=== Records shown ===

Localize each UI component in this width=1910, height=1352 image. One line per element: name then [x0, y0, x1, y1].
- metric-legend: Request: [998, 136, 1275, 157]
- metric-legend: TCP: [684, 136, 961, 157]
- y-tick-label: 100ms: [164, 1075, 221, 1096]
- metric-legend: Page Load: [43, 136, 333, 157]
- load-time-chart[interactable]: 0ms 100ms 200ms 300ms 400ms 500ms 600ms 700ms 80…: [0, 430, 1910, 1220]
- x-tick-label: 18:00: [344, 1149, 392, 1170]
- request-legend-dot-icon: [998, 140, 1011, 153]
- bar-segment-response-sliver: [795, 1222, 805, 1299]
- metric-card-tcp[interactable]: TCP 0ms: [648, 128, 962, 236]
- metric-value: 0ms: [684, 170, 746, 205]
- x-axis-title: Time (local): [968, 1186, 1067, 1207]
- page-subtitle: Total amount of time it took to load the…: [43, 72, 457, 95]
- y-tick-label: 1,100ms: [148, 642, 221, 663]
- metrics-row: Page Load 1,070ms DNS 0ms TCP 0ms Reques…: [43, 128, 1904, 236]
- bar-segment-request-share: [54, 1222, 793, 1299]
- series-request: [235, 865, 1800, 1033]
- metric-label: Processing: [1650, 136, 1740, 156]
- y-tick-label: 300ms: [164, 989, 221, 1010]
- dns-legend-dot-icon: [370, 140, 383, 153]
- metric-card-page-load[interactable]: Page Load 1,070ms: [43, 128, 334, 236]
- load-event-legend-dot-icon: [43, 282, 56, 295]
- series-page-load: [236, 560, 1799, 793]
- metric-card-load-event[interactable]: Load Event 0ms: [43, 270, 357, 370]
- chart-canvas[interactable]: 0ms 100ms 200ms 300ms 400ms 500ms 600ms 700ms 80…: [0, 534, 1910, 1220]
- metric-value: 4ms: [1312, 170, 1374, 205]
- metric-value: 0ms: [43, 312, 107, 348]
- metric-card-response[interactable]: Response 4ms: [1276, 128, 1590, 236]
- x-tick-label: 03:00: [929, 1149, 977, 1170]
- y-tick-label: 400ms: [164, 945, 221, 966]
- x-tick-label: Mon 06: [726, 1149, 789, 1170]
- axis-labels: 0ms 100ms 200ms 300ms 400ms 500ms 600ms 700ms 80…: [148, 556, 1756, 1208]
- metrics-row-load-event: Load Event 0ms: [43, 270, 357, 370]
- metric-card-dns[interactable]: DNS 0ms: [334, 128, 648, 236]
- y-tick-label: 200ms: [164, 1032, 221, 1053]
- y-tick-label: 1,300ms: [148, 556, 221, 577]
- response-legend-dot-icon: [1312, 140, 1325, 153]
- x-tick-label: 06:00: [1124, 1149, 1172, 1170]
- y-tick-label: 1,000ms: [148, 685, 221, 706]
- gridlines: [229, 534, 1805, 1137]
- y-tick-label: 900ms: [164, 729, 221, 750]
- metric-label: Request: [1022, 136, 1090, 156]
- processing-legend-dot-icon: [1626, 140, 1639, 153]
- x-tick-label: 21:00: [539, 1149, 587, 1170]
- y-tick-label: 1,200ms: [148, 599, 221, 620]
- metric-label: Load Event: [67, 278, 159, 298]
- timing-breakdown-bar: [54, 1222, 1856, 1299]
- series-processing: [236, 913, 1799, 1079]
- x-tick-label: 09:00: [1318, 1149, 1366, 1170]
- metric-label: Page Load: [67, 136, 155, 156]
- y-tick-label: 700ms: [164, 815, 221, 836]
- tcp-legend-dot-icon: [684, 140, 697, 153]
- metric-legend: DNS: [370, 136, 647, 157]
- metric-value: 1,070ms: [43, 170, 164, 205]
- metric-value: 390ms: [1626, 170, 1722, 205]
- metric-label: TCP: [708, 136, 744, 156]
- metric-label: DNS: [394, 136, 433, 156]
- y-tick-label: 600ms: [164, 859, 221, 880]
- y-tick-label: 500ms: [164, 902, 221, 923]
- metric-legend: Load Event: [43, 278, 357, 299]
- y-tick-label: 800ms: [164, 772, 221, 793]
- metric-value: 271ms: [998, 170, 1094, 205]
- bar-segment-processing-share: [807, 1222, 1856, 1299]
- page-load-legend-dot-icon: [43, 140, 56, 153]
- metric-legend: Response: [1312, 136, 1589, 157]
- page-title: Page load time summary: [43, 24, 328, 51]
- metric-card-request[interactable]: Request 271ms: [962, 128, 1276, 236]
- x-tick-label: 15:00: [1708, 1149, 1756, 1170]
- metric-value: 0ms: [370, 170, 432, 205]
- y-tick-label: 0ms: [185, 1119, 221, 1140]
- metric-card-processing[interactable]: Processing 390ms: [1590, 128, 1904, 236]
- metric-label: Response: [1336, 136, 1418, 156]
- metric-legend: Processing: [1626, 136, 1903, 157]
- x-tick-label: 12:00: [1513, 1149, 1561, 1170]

===

▶ [Job] Edit the items above so that every "y-tick-label" becomes "y-axis-label", and leave everything else unchanged.

▶ [Written answer]
Localize each UI component in this width=1910, height=1352 image. One line per element: name then [x0, y0, x1, y1].
- metric-legend: Request: [998, 136, 1275, 157]
- metric-legend: TCP: [684, 136, 961, 157]
- y-axis-label: 100ms: [164, 1075, 221, 1096]
- metric-legend: Page Load: [43, 136, 333, 157]
- load-time-chart[interactable]: 0ms 100ms 200ms 300ms 400ms 500ms 600ms 700ms 80…: [0, 430, 1910, 1220]
- x-tick-label: 18:00: [344, 1149, 392, 1170]
- request-legend-dot-icon: [998, 140, 1011, 153]
- bar-segment-response-sliver: [795, 1222, 805, 1299]
- metric-card-tcp[interactable]: TCP 0ms: [648, 128, 962, 236]
- metric-value: 0ms: [684, 170, 746, 205]
- x-axis-title: Time (local): [968, 1186, 1067, 1207]
- page-subtitle: Total amount of time it took to load the…: [43, 72, 457, 95]
- y-axis-label: 1,100ms: [148, 642, 221, 663]
- metrics-row: Page Load 1,070ms DNS 0ms TCP 0ms Reques…: [43, 128, 1904, 236]
- bar-segment-request-share: [54, 1222, 793, 1299]
- series-request: [235, 865, 1800, 1033]
- metric-label: Processing: [1650, 136, 1740, 156]
- y-axis-label: 300ms: [164, 989, 221, 1010]
- dns-legend-dot-icon: [370, 140, 383, 153]
- metric-card-page-load[interactable]: Page Load 1,070ms: [43, 128, 334, 236]
- load-event-legend-dot-icon: [43, 282, 56, 295]
- series-page-load: [236, 560, 1799, 793]
- metric-card-load-event[interactable]: Load Event 0ms: [43, 270, 357, 370]
- chart-canvas[interactable]: 0ms 100ms 200ms 300ms 400ms 500ms 600ms 700ms 80…: [0, 534, 1910, 1220]
- metric-value: 4ms: [1312, 170, 1374, 205]
- metric-value: 0ms: [43, 312, 107, 348]
- metric-card-response[interactable]: Response 4ms: [1276, 128, 1590, 236]
- x-tick-label: 03:00: [929, 1149, 977, 1170]
- y-axis-label: 400ms: [164, 945, 221, 966]
- x-tick-label: Mon 06: [726, 1149, 789, 1170]
- axis-labels: 0ms 100ms 200ms 300ms 400ms 500ms 600ms 700ms 80…: [148, 556, 1756, 1208]
- metrics-row-load-event: Load Event 0ms: [43, 270, 357, 370]
- metric-card-dns[interactable]: DNS 0ms: [334, 128, 648, 236]
- y-axis-label: 200ms: [164, 1032, 221, 1053]
- y-axis-label: 1,300ms: [148, 556, 221, 577]
- response-legend-dot-icon: [1312, 140, 1325, 153]
- x-tick-label: 06:00: [1124, 1149, 1172, 1170]
- y-axis-label: 1,000ms: [148, 685, 221, 706]
- gridlines: [229, 534, 1805, 1137]
- y-axis-label: 900ms: [164, 729, 221, 750]
- metric-label: Request: [1022, 136, 1090, 156]
- processing-legend-dot-icon: [1626, 140, 1639, 153]
- x-tick-label: 21:00: [539, 1149, 587, 1170]
- y-axis-label: 1,200ms: [148, 599, 221, 620]
- metric-label: Load Event: [67, 278, 159, 298]
- timing-breakdown-bar: [54, 1222, 1856, 1299]
- series-processing: [236, 913, 1799, 1079]
- x-tick-label: 09:00: [1318, 1149, 1366, 1170]
- metric-label: Page Load: [67, 136, 155, 156]
- y-axis-label: 700ms: [164, 815, 221, 836]
- tcp-legend-dot-icon: [684, 140, 697, 153]
- metric-legend: DNS: [370, 136, 647, 157]
- metric-value: 1,070ms: [43, 170, 164, 205]
- metric-value: 390ms: [1626, 170, 1722, 205]
- metric-label: TCP: [708, 136, 744, 156]
- metric-label: DNS: [394, 136, 433, 156]
- y-axis-label: 600ms: [164, 859, 221, 880]
- y-axis-label: 500ms: [164, 902, 221, 923]
- metric-legend: Load Event: [43, 278, 357, 299]
- y-axis-label: 800ms: [164, 772, 221, 793]
- metric-value: 271ms: [998, 170, 1094, 205]
- bar-segment-processing-share: [807, 1222, 1856, 1299]
- page-load-legend-dot-icon: [43, 140, 56, 153]
- metric-legend: Response: [1312, 136, 1589, 157]
- page-title: Page load time summary: [43, 24, 328, 51]
- metric-card-request[interactable]: Request 271ms: [962, 128, 1276, 236]
- x-tick-label: 15:00: [1708, 1149, 1756, 1170]
- metric-value: 0ms: [370, 170, 432, 205]
- y-axis-label: 0ms: [185, 1119, 221, 1140]
- metric-card-processing[interactable]: Processing 390ms: [1590, 128, 1904, 236]
- metric-label: Response: [1336, 136, 1418, 156]
- metric-legend: Processing: [1626, 136, 1903, 157]
- x-tick-label: 12:00: [1513, 1149, 1561, 1170]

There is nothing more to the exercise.